* Data items:
<<<<
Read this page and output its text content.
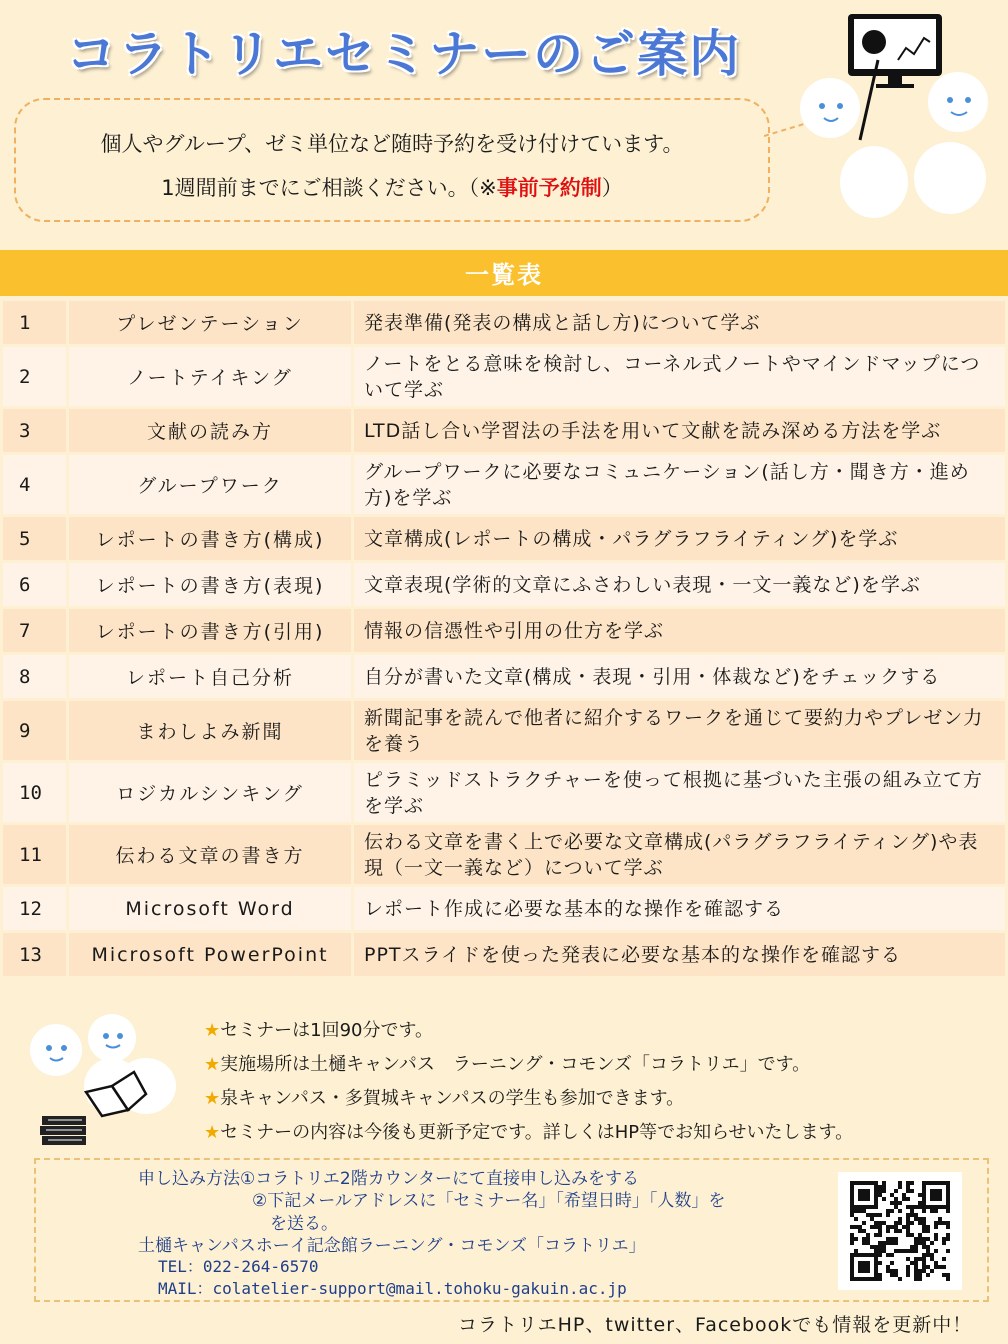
コラトリエセミナーのご案内
個人やグループ、ゼミ単位など随時予約を受け付けています。
1週間前までにご相談ください。（※事前予約制）
一覧表
1	プレゼンテーション	発表準備(発表の構成と話し方)について学ぶ
2	ノートテイキング	ノートをとる意味を検討し、コーネル式ノートやマインドマップについて学ぶ
3	文献の読み方	LTD話し合い学習法の手法を用いて文献を読み深める方法を学ぶ
4	グループワーク	グループワークに必要なコミュニケーション(話し方・聞き方・進め方)を学ぶ
5	レポートの書き方(構成)	文章構成(レポートの構成・パラグラフライティング)を学ぶ
6	レポートの書き方(表現)	文章表現(学術的文章にふさわしい表現・一文一義など)を学ぶ
7	レポートの書き方(引用)	情報の信憑性や引用の仕方を学ぶ
8	レポート自己分析	自分が書いた文章(構成・表現・引用・体裁など)をチェックする
9	まわしよみ新聞	新聞記事を読んで他者に紹介するワークを通じて要約力やプレゼン力を養う
10	ロジカルシンキング	ピラミッドストラクチャーを使って根拠に基づいた主張の組み立て方を学ぶ
11	伝わる文章の書き方	伝わる文章を書く上で必要な文章構成(パラグラフライティング)や表現（一文一義など）について学ぶ
12	Microsoft Word	レポート作成に必要な基本的な操作を確認する
13	Microsoft PowerPoint	PPTスライドを使った発表に必要な基本的な操作を確認する
★セミナーは1回90分です。
★実施場所は土樋キャンパス　ラーニング・コモンズ「コラトリエ」です。
★泉キャンパス・多賀城キャンパスの学生も参加できます。
★セミナーの内容は今後も更新予定です。詳しくはHP等でお知らせいたします。
申し込み方法①コラトリエ2階カウンターにて直接申し込みをする
②下記メールアドレスに「セミナー名」「希望日時」「人数」を
を送る。
土樋キャンパスホーイ記念館ラーニング・コモンズ「コラトリエ」
TEL：022-264-6570
MAIL：colatelier-support@mail.tohoku-gakuin.ac.jp
コラトリエHP、twitter、Facebookでも情報を更新中！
>>>>
Output every entry exactly as given; pictures are not part of the copy.

* Solution for this problem:
Read this page and output its text content.
コラトリエセミナーのご案内
個人やグループ、ゼミ単位など随時予約を受け付けています。
1週間前までにご相談ください。（※事前予約制）
一覧表
1	プレゼンテーション	発表準備(発表の構成と話し方)について学ぶ
2	ノートテイキング	ノートをとる意味を検討し、コーネル式ノートやマインドマップについて学ぶ
3	文献の読み方	LTD話し合い学習法の手法を用いて文献を読み深める方法を学ぶ
4	グループワーク	グループワークに必要なコミュニケーション(話し方・聞き方・進め方)を学ぶ
5	レポートの書き方(構成)	文章構成(レポートの構成・パラグラフライティング)を学ぶ
6	レポートの書き方(表現)	文章表現(学術的文章にふさわしい表現・一文一義など)を学ぶ
7	レポートの書き方(引用)	情報の信憑性や引用の仕方を学ぶ
8	レポート自己分析	自分が書いた文章(構成・表現・引用・体裁など)をチェックする
9	まわしよみ新聞	新聞記事を読んで他者に紹介するワークを通じて要約力やプレゼン力を養う
10	ロジカルシンキング	ピラミッドストラクチャーを使って根拠に基づいた主張の組み立て方を学ぶ
11	伝わる文章の書き方	伝わる文章を書く上で必要な文章構成(パラグラフライティング)や表現（一文一義など）について学ぶ
12	Microsoft Word	レポート作成に必要な基本的な操作を確認する
13	Microsoft PowerPoint	PPTスライドを使った発表に必要な基本的な操作を確認する
★セミナーは1回90分です。
★実施場所は土樋キャンパス　ラーニング・コモンズ「コラトリエ」です。
★泉キャンパス・多賀城キャンパスの学生も参加できます。
★セミナーの内容は今後も更新予定です。詳しくはHP等でお知らせいたします。
申し込み方法①コラトリエ2階カウンターにて直接申し込みをする
②下記メールアドレスに「セミナー名」「希望日時」「人数」を
を送る。
土樋キャンパスホーイ記念館ラーニング・コモンズ「コラトリエ」
TEL：022-264-6570
MAIL：colatelier-support@mail.tohoku-gakuin.ac.jp
コラトリエHP、twitter、Facebookでも情報を更新中！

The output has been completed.